- _WRITTEN PROBLEM_: Render the material again word for word, skipping the pictures in it.

- _RECORDS SUPPLIED_:
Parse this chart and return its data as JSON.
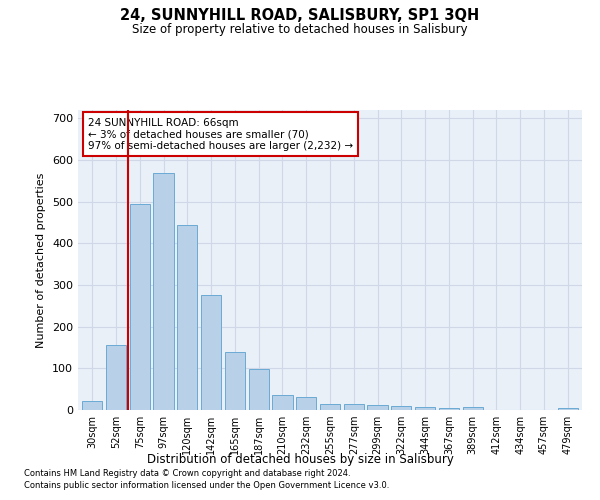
{
  "title": "24, SUNNYHILL ROAD, SALISBURY, SP1 3QH",
  "subtitle": "Size of property relative to detached houses in Salisbury",
  "xlabel": "Distribution of detached houses by size in Salisbury",
  "ylabel": "Number of detached properties",
  "footer1": "Contains HM Land Registry data © Crown copyright and database right 2024.",
  "footer2": "Contains public sector information licensed under the Open Government Licence v3.0.",
  "categories": [
    "30sqm",
    "52sqm",
    "75sqm",
    "97sqm",
    "120sqm",
    "142sqm",
    "165sqm",
    "187sqm",
    "210sqm",
    "232sqm",
    "255sqm",
    "277sqm",
    "299sqm",
    "322sqm",
    "344sqm",
    "367sqm",
    "389sqm",
    "412sqm",
    "434sqm",
    "457sqm",
    "479sqm"
  ],
  "values": [
    22,
    155,
    495,
    570,
    445,
    275,
    140,
    98,
    35,
    32,
    14,
    15,
    12,
    10,
    7,
    5,
    8,
    0,
    0,
    0,
    5
  ],
  "bar_color": "#b8d0e8",
  "bar_edge_color": "#6aaad4",
  "grid_color": "#d0d8e8",
  "background_color": "#eaf0f8",
  "vline_x": 1.5,
  "vline_color": "#cc0000",
  "annotation_text": "24 SUNNYHILL ROAD: 66sqm\n← 3% of detached houses are smaller (70)\n97% of semi-detached houses are larger (2,232) →",
  "annotation_box_color": "#cc0000",
  "ylim": [
    0,
    720
  ],
  "yticks": [
    0,
    100,
    200,
    300,
    400,
    500,
    600,
    700
  ]
}
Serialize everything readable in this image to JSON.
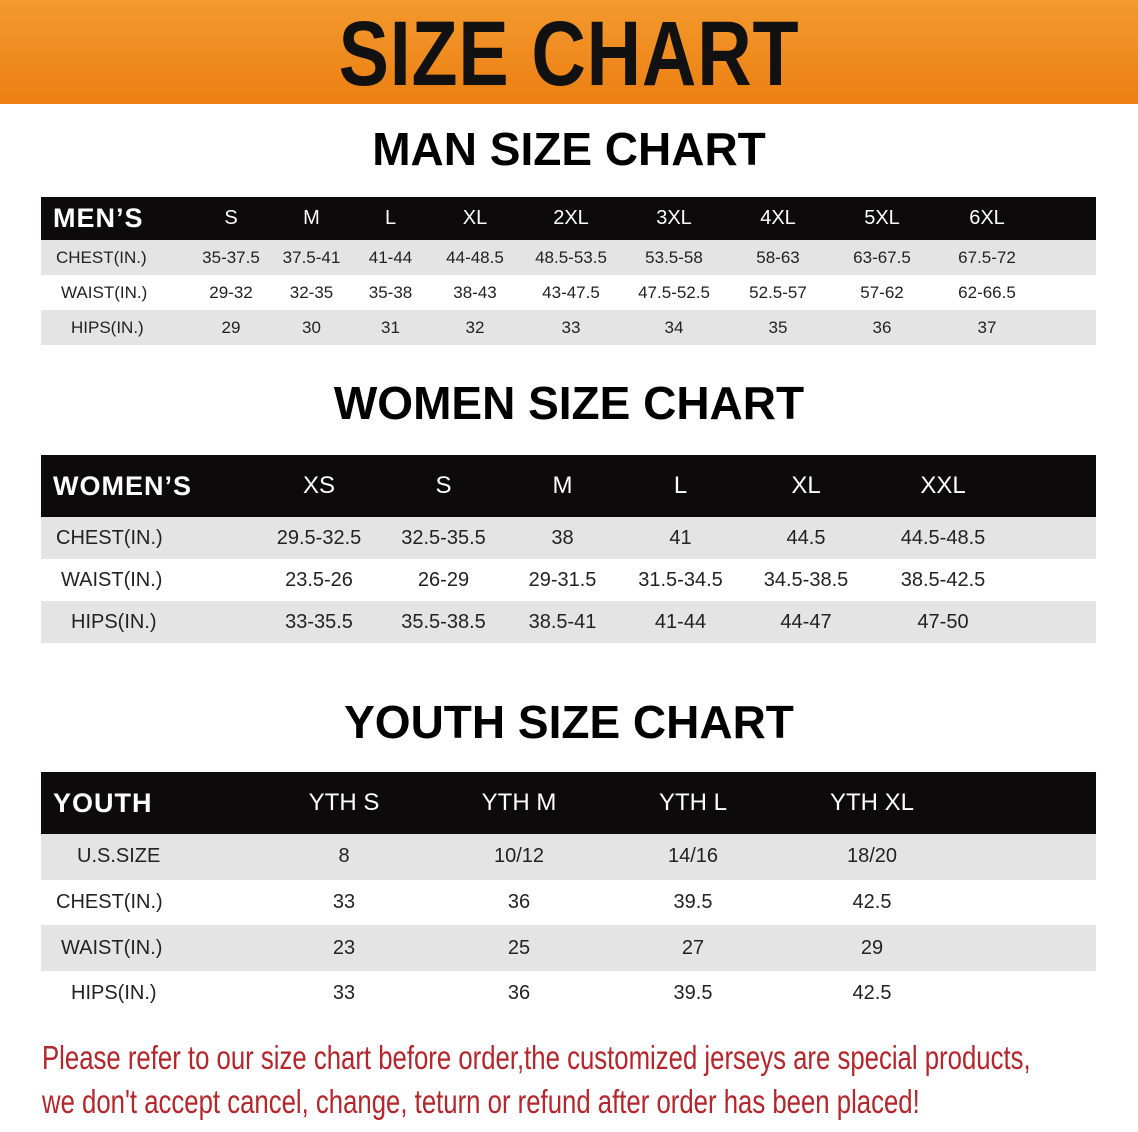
{
  "banner_title": "SIZE CHART",
  "men": {
    "title": "MAN SIZE CHART",
    "header": "MEN’S",
    "sizes": [
      "S",
      "M",
      "L",
      "XL",
      "2XL",
      "3XL",
      "4XL",
      "5XL",
      "6XL"
    ],
    "rows": [
      {
        "label": "CHEST(IN.)",
        "values": [
          "35-37.5",
          "37.5-41",
          "41-44",
          "44-48.5",
          "48.5-53.5",
          "53.5-58",
          "58-63",
          "63-67.5",
          "67.5-72"
        ]
      },
      {
        "label": "WAIST(IN.)",
        "values": [
          "29-32",
          "32-35",
          "35-38",
          "38-43",
          "43-47.5",
          "47.5-52.5",
          "52.5-57",
          "57-62",
          "62-66.5"
        ]
      },
      {
        "label": "HIPS(IN.)",
        "values": [
          "29",
          "30",
          "31",
          "32",
          "33",
          "34",
          "35",
          "36",
          "37"
        ]
      }
    ]
  },
  "women": {
    "title": "WOMEN SIZE CHART",
    "header": "WOMEN’S",
    "sizes": [
      "XS",
      "S",
      "M",
      "L",
      "XL",
      "XXL"
    ],
    "rows": [
      {
        "label": "CHEST(IN.)",
        "values": [
          "29.5-32.5",
          "32.5-35.5",
          "38",
          "41",
          "44.5",
          "44.5-48.5"
        ]
      },
      {
        "label": "WAIST(IN.)",
        "values": [
          "23.5-26",
          "26-29",
          "29-31.5",
          "31.5-34.5",
          "34.5-38.5",
          "38.5-42.5"
        ]
      },
      {
        "label": "HIPS(IN.)",
        "values": [
          "33-35.5",
          "35.5-38.5",
          "38.5-41",
          "41-44",
          "44-47",
          "47-50"
        ]
      }
    ]
  },
  "youth": {
    "title": "YOUTH SIZE CHART",
    "header": "YOUTH",
    "sizes": [
      "YTH S",
      "YTH M",
      "YTH L",
      "YTH XL"
    ],
    "rows": [
      {
        "label": "U.S.SIZE",
        "values": [
          "8",
          "10/12",
          "14/16",
          "18/20"
        ]
      },
      {
        "label": "CHEST(IN.)",
        "values": [
          "33",
          "36",
          "39.5",
          "42.5"
        ]
      },
      {
        "label": "WAIST(IN.)",
        "values": [
          "23",
          "25",
          "27",
          "29"
        ]
      },
      {
        "label": "HIPS(IN.)",
        "values": [
          "33",
          "36",
          "39.5",
          "42.5"
        ]
      }
    ]
  },
  "note": [
    "Please refer to our size chart before order,the customized jerseys are special products,",
    "we don't accept cancel, change, teturn or refund after order has been placed!"
  ],
  "colors": {
    "banner": "#ec7f12",
    "header_bg": "#0c0a0a",
    "row_alt": "#e4e4e4",
    "note": "#b3262b"
  }
}
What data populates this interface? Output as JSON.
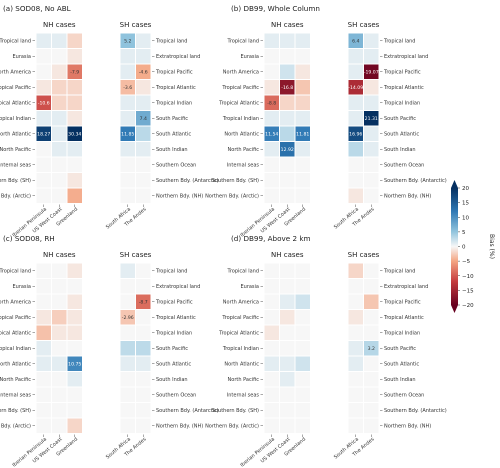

- _ANSWER TO THIS TASK_:
Parse this chart and return its data as JSON.
{
  "title": "24, SUNNYHILL ROAD, SALISBURY, SP1 3QH",
  "subtitle": "Size of property relative to detached houses in Salisbury",
  "xlabel": "Distribution of detached houses by size in Salisbury",
  "ylabel": "Number of detached properties",
  "footer1": "Contains HM Land Registry data © Crown copyright and database right 2024.",
  "footer2": "Contains public sector information licensed under the Open Government Licence v3.0.",
  "categories": [
    "30sqm",
    "52sqm",
    "75sqm",
    "97sqm",
    "120sqm",
    "142sqm",
    "165sqm",
    "187sqm",
    "210sqm",
    "232sqm",
    "255sqm",
    "277sqm",
    "299sqm",
    "322sqm",
    "344sqm",
    "367sqm",
    "389sqm",
    "412sqm",
    "434sqm",
    "457sqm",
    "479sqm"
  ],
  "values": [
    22,
    155,
    495,
    570,
    445,
    275,
    140,
    98,
    35,
    32,
    14,
    15,
    12,
    10,
    7,
    5,
    8,
    0,
    0,
    0,
    5
  ],
  "bar_color": "#b8d0e8",
  "bar_edge_color": "#6aaad4",
  "grid_color": "#d0d8e8",
  "background_color": "#eaf0f8",
  "vline_x": 1.5,
  "vline_color": "#cc0000",
  "annotation_text": "24 SUNNYHILL ROAD: 66sqm\n← 3% of detached houses are smaller (70)\n97% of semi-detached houses are larger (2,232) →",
  "annotation_box_color": "#cc0000",
  "ylim": [
    0,
    720
  ],
  "yticks": [
    0,
    100,
    200,
    300,
    400,
    500,
    600,
    700
  ]
}
Serialize everything readable in this image to JSON.
{
  "banner_title": "SIZE CHART",
  "men": {
    "title": "MAN SIZE CHART",
    "header": "MEN’S",
    "sizes": [
      "S",
      "M",
      "L",
      "XL",
      "2XL",
      "3XL",
      "4XL",
      "5XL",
      "6XL"
    ],
    "rows": [
      {
        "label": "CHEST(IN.)",
        "values": [
          "35-37.5",
          "37.5-41",
          "41-44",
          "44-48.5",
          "48.5-53.5",
          "53.5-58",
          "58-63",
          "63-67.5",
          "67.5-72"
        ]
      },
      {
        "label": "WAIST(IN.)",
        "values": [
          "29-32",
          "32-35",
          "35-38",
          "38-43",
          "43-47.5",
          "47.5-52.5",
          "52.5-57",
          "57-62",
          "62-66.5"
        ]
      },
      {
        "label": "HIPS(IN.)",
        "values": [
          "29",
          "30",
          "31",
          "32",
          "33",
          "34",
          "35",
          "36",
          "37"
        ]
      }
    ]
  },
  "women": {
    "title": "WOMEN SIZE CHART",
    "header": "WOMEN’S",
    "sizes": [
      "XS",
      "S",
      "M",
      "L",
      "XL",
      "XXL"
    ],
    "rows": [
      {
        "label": "CHEST(IN.)",
        "values": [
          "29.5-32.5",
          "32.5-35.5",
          "38",
          "41",
          "44.5",
          "44.5-48.5"
        ]
      },
      {
        "label": "WAIST(IN.)",
        "values": [
          "23.5-26",
          "26-29",
          "29-31.5",
          "31.5-34.5",
          "34.5-38.5",
          "38.5-42.5"
        ]
      },
      {
        "label": "HIPS(IN.)",
        "values": [
          "33-35.5",
          "35.5-38.5",
          "38.5-41",
          "41-44",
          "44-47",
          "47-50"
        ]
      }
    ]
  },
  "youth": {
    "title": "YOUTH SIZE CHART",
    "header": "YOUTH",
    "sizes": [
      "YTH S",
      "YTH M",
      "YTH L",
      "YTH XL"
    ],
    "rows": [
      {
        "label": "U.S.SIZE",
        "values": [
          "8",
          "10/12",
          "14/16",
          "18/20"
        ]
      },
      {
        "label": "CHEST(IN.)",
        "values": [
          "33",
          "36",
          "39.5",
          "42.5"
        ]
      },
      {
        "label": "WAIST(IN.)",
        "values": [
          "23",
          "25",
          "27",
          "29"
        ]
      },
      {
        "label": "HIPS(IN.)",
        "values": [
          "33",
          "36",
          "39.5",
          "42.5"
        ]
      }
    ]
  },
  "note": [
    "Please refer to our size chart before order,the customized jerseys are special products,",
    "we don't accept cancel, change, teturn or refund after order has been placed!"
  ],
  "colors": {
    "banner": "#ec7f12",
    "header_bg": "#0c0a0a",
    "row_alt": "#e4e4e4",
    "note": "#b3262b"
  }
}
What data populates this interface? Output as JSON.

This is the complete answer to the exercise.